▸ WORK TO COMPLETE: Repeat each line exactly, leaving nothing out.

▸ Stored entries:

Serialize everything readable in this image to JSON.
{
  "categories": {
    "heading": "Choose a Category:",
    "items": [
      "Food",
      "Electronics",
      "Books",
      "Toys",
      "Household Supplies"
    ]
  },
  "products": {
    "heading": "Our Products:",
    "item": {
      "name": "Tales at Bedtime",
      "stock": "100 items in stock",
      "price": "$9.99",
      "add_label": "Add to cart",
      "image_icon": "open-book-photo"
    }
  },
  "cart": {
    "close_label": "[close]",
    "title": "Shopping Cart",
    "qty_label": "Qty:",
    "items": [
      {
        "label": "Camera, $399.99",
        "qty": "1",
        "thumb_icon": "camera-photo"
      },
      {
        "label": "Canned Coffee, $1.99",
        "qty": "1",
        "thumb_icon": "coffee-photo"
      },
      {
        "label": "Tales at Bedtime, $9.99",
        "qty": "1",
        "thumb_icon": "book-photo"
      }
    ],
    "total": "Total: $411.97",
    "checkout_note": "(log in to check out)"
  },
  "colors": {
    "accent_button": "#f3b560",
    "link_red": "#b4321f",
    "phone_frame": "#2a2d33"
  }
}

▸ COMPLETE ANSWER:
Serialize everything readable in this image to JSON.
{
  "categories": {
    "heading": "Choose a Category:",
    "items": [
      "Food",
      "Electronics",
      "Books",
      "Toys",
      "Household Supplies"
    ]
  },
  "products": {
    "heading": "Our Products:",
    "item": {
      "name": "Tales at Bedtime",
      "stock": "100 items in stock",
      "price": "$9.99",
      "add_label": "Add to cart",
      "image_icon": "open-book-photo"
    }
  },
  "cart": {
    "close_label": "[close]",
    "title": "Shopping Cart",
    "qty_label": "Qty:",
    "items": [
      {
        "label": "Camera, $399.99",
        "qty": "1",
        "thumb_icon": "camera-photo"
      },
      {
        "label": "Canned Coffee, $1.99",
        "qty": "1",
        "thumb_icon": "coffee-photo"
      },
      {
        "label": "Tales at Bedtime, $9.99",
        "qty": "1",
        "thumb_icon": "book-photo"
      }
    ],
    "total": "Total: $411.97",
    "checkout_note": "(log in to check out)"
  },
  "colors": {
    "accent_button": "#f3b560",
    "link_red": "#b4321f",
    "phone_frame": "#2a2d33"
  }
}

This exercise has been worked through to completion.